■ **WHAT IS REQUIRED**: Note how many lines include the word "Numeracy", and give that number by itself.

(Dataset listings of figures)
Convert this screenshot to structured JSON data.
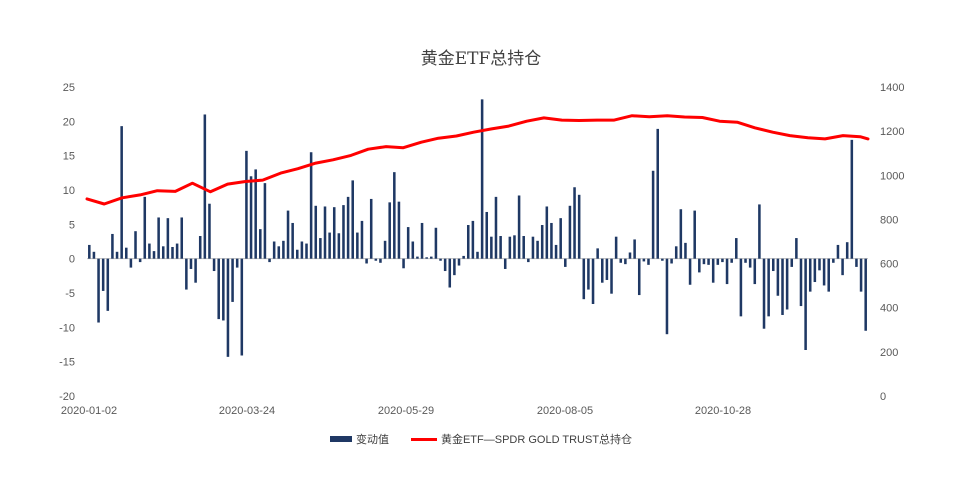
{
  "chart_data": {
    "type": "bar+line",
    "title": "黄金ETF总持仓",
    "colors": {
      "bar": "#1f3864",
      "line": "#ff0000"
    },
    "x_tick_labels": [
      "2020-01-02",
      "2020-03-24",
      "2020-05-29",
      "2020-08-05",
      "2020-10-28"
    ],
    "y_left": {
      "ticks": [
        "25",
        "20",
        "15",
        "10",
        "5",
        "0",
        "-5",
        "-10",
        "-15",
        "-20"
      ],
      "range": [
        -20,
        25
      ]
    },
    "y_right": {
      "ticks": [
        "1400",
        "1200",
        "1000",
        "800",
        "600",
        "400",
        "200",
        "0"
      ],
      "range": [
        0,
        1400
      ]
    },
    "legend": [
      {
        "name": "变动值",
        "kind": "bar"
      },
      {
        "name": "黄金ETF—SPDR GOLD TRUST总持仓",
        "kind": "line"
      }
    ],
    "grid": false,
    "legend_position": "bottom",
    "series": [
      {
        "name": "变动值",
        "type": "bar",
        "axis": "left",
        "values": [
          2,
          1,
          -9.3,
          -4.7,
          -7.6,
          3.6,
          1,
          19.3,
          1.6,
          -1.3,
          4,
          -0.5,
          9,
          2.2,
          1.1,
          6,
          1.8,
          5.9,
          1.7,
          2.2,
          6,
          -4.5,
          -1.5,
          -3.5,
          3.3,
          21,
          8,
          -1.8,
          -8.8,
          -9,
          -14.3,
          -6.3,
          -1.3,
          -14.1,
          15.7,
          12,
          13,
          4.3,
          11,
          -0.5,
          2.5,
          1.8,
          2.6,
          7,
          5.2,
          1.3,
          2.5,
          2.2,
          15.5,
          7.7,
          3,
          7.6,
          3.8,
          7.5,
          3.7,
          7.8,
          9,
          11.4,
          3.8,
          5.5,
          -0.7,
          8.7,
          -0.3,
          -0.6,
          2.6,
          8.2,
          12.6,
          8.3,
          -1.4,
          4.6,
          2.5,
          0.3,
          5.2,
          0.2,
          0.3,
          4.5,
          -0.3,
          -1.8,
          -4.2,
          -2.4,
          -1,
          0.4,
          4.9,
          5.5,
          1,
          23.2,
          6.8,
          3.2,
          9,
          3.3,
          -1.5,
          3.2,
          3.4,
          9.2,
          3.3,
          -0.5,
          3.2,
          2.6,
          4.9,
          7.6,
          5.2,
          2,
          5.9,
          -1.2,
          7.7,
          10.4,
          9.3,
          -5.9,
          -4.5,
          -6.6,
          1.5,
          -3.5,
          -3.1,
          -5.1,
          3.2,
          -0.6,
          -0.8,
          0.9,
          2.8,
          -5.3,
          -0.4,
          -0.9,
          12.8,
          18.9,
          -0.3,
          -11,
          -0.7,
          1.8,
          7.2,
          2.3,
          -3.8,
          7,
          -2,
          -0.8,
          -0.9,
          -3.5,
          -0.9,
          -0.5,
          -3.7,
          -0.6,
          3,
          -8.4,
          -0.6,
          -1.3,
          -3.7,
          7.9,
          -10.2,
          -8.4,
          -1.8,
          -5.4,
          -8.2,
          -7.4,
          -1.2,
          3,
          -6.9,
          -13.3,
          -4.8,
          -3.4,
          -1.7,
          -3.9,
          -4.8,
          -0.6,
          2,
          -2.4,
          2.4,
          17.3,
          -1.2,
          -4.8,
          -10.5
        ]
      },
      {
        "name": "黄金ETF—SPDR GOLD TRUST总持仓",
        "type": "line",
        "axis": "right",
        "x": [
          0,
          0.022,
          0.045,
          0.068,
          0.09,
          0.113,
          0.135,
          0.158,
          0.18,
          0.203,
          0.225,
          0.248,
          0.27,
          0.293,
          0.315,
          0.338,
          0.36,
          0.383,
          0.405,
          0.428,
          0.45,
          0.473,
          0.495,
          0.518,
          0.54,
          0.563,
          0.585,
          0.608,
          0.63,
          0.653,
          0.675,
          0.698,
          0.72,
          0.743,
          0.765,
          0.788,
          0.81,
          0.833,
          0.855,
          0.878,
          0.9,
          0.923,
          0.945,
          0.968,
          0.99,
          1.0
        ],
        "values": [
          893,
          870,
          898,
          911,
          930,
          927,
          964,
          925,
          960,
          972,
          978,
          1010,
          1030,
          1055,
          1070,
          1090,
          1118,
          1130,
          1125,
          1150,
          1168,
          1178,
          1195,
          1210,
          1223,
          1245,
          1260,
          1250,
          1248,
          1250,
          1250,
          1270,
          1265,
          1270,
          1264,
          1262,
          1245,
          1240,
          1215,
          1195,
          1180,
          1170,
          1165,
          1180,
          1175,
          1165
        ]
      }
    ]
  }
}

...

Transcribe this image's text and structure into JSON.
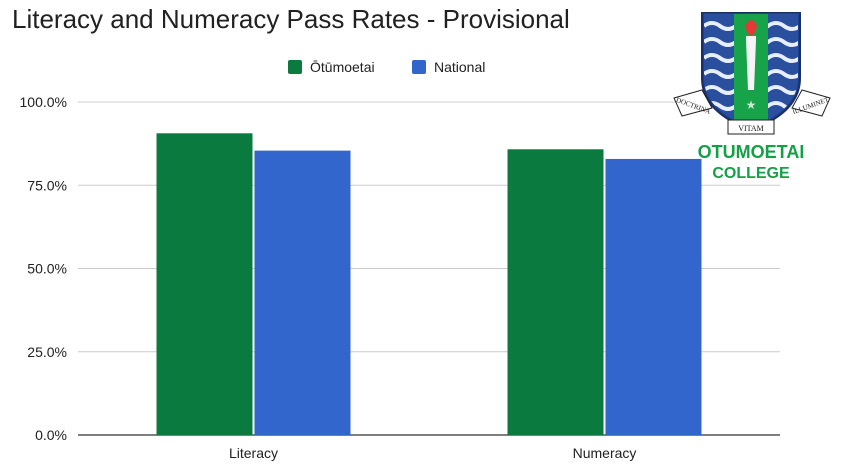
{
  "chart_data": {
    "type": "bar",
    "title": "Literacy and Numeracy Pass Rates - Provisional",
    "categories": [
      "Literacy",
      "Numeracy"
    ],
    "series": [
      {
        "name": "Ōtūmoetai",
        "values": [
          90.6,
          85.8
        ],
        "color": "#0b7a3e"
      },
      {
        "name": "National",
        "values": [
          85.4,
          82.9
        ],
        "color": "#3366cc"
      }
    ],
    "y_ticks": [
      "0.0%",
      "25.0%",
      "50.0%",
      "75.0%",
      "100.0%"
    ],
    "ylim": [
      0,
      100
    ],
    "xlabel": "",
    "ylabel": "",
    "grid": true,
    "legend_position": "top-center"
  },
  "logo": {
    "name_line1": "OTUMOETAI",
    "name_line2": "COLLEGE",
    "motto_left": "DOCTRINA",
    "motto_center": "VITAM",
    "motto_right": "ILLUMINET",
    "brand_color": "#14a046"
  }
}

---

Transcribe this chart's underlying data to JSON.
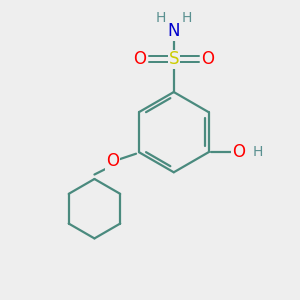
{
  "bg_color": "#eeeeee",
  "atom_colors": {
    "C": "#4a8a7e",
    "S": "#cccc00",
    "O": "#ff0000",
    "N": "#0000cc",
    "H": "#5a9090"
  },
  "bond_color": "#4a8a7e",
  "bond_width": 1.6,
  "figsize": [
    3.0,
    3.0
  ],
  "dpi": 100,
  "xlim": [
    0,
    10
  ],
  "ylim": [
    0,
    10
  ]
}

■ **SOLUTION BELOW**: 2